= EXERCISE BRIEF =
Only a number is wanted: how many lines of the entries include the string "just"?

--- START OF SOURCE MATERIAL ---

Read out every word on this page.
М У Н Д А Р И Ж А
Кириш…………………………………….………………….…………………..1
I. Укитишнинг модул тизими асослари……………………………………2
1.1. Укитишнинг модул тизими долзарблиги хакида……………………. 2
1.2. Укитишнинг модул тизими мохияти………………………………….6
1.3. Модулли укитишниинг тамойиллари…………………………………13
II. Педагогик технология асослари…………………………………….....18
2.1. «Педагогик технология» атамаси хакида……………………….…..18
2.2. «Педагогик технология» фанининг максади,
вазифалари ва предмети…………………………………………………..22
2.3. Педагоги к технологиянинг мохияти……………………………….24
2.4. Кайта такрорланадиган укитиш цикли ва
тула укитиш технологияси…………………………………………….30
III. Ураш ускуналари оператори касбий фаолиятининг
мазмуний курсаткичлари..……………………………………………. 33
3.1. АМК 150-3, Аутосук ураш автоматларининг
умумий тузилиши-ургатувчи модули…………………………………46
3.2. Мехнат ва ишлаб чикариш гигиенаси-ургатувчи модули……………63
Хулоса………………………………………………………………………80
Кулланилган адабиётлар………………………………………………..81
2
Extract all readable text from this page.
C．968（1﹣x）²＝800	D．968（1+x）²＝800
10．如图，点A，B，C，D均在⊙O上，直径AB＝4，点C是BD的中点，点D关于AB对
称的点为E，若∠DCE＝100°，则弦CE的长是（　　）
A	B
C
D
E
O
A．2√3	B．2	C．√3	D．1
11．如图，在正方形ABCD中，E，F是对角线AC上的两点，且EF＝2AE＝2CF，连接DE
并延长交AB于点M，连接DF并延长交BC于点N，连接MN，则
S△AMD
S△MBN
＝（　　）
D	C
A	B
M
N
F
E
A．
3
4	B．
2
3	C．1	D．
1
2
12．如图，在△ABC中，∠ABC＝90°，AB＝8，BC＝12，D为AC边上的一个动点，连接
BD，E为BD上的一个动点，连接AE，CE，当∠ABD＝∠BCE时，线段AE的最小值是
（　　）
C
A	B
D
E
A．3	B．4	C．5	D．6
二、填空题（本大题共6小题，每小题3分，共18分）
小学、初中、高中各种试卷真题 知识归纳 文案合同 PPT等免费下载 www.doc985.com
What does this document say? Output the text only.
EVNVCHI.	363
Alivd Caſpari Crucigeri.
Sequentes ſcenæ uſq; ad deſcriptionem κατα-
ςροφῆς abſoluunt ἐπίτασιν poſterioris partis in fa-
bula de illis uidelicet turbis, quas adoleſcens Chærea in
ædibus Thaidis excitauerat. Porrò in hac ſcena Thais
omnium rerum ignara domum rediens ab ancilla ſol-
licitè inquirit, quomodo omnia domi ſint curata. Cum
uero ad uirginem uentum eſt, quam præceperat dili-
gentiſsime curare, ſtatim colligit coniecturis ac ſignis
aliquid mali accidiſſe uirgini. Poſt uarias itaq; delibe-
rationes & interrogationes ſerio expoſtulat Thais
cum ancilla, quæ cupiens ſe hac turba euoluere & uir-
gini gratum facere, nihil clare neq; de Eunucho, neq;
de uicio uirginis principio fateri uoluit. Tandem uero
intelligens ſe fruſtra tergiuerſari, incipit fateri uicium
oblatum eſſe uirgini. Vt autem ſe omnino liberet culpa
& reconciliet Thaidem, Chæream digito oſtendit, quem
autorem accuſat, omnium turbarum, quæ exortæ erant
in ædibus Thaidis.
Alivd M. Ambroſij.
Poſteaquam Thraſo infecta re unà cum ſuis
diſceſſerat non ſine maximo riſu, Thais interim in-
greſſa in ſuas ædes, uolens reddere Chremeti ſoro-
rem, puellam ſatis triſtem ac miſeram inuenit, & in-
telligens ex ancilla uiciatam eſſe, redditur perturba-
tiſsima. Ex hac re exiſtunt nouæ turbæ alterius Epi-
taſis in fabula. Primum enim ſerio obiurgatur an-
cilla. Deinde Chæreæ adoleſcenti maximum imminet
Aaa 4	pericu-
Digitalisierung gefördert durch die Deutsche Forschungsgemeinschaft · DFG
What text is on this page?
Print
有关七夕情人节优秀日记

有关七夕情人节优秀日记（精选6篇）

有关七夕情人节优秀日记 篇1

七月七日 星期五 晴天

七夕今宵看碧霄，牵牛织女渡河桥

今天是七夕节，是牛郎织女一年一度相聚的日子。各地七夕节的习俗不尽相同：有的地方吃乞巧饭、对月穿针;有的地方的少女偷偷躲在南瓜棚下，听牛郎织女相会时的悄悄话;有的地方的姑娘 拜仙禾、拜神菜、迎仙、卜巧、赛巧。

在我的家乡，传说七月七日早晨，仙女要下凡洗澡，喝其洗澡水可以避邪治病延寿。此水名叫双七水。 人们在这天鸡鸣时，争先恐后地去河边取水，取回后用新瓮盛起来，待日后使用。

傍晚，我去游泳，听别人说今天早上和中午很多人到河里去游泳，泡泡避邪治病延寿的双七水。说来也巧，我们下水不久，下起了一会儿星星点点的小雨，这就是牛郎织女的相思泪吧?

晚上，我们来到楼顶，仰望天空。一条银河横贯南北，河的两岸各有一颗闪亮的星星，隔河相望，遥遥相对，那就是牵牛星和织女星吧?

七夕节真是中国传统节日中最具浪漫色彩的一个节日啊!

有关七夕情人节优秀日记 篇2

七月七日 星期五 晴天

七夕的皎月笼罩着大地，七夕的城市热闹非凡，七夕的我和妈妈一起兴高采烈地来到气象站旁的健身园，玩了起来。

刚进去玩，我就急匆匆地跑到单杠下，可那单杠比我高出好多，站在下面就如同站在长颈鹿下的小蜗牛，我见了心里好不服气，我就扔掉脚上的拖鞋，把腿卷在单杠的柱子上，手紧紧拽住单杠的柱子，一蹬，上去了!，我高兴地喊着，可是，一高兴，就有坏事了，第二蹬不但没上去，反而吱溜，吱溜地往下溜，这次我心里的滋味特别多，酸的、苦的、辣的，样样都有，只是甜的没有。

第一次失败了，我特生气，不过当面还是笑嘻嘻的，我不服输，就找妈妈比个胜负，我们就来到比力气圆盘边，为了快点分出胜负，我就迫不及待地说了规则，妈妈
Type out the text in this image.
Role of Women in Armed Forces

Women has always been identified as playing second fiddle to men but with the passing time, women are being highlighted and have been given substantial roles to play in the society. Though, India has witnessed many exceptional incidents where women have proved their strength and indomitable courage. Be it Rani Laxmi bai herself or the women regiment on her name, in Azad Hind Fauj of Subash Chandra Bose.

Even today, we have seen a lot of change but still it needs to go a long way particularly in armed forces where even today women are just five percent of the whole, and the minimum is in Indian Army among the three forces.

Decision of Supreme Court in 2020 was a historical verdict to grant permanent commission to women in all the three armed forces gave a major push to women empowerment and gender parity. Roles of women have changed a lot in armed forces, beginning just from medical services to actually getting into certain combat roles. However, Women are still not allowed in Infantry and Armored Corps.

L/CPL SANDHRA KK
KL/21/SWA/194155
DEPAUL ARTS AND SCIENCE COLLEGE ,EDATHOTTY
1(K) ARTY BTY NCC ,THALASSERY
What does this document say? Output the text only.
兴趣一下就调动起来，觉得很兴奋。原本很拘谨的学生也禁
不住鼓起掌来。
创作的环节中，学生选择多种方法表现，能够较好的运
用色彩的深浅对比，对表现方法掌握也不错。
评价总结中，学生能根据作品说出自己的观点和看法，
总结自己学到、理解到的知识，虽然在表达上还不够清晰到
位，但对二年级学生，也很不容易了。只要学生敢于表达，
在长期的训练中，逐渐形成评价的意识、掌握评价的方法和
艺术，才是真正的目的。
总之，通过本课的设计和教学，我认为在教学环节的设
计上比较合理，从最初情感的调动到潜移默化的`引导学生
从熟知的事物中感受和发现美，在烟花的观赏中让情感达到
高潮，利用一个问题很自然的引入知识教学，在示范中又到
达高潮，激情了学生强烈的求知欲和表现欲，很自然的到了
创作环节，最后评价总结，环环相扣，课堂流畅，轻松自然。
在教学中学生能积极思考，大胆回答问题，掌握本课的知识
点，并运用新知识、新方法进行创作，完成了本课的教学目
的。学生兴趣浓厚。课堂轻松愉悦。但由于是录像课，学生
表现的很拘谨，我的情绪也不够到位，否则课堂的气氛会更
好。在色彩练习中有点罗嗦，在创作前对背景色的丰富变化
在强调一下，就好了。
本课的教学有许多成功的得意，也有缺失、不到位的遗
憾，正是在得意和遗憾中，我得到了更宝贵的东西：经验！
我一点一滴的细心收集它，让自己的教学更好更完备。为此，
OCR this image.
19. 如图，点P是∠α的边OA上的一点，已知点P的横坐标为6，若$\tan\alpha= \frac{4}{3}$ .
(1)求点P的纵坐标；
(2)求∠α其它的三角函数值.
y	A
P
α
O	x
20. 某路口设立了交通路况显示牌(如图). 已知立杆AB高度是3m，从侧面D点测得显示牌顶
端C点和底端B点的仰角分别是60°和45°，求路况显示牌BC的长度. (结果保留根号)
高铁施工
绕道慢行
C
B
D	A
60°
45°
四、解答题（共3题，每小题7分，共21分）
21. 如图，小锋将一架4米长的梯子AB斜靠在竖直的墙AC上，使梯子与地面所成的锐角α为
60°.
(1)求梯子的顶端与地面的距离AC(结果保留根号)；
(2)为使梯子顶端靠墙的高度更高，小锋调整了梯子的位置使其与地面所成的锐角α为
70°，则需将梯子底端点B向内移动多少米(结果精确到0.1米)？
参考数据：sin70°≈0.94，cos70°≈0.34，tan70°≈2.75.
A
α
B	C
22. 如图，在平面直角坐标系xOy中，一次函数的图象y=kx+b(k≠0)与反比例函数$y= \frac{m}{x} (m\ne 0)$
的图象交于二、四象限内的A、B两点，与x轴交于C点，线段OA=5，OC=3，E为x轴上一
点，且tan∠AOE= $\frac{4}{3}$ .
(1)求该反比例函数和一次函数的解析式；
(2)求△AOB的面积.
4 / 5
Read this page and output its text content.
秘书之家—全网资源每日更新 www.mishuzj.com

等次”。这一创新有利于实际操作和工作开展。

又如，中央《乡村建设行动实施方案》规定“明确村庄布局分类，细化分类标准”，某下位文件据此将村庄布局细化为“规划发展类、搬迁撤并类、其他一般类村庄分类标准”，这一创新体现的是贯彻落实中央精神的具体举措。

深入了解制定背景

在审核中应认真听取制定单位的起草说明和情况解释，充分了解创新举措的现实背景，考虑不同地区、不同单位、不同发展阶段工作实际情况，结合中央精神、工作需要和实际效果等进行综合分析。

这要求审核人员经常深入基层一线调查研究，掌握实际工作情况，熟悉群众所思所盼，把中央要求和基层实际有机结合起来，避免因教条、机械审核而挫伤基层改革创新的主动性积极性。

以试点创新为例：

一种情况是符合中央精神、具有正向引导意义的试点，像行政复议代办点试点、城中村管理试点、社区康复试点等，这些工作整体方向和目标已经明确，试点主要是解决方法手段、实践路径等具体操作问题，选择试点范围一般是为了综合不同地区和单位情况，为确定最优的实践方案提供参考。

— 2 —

--- END OF SOURCE MATERIAL ---

= RESPONSE =
2